START Extracted records

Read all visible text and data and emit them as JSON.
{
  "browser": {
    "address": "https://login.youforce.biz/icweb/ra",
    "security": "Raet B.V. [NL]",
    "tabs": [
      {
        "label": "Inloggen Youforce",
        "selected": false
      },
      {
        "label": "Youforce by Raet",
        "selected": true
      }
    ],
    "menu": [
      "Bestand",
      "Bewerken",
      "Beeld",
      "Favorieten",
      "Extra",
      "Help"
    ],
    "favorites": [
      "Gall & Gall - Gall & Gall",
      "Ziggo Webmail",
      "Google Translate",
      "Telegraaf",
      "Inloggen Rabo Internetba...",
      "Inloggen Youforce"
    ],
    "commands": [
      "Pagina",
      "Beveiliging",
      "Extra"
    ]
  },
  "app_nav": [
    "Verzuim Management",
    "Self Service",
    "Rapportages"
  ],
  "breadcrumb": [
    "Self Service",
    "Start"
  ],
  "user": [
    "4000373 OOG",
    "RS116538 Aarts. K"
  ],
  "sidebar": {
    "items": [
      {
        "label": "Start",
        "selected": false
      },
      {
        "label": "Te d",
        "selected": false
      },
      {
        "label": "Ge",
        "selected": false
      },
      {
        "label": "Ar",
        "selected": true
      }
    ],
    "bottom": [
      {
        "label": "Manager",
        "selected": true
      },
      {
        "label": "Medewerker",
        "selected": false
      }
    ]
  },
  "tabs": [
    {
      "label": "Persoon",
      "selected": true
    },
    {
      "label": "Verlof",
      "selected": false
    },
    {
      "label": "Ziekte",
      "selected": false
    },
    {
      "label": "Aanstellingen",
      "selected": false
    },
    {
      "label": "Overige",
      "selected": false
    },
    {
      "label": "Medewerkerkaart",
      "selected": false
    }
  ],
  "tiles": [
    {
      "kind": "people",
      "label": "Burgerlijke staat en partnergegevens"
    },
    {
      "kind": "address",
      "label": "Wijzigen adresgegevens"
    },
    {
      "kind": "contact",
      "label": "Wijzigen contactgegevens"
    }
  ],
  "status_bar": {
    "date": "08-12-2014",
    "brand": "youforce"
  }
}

END Extracted records

* [Exercise goal] Gather each line from the listing above that holds "Raet".

* [Result of the task]
    "security": "Raet B.V. [NL]",
        "label": "Youforce by Raet",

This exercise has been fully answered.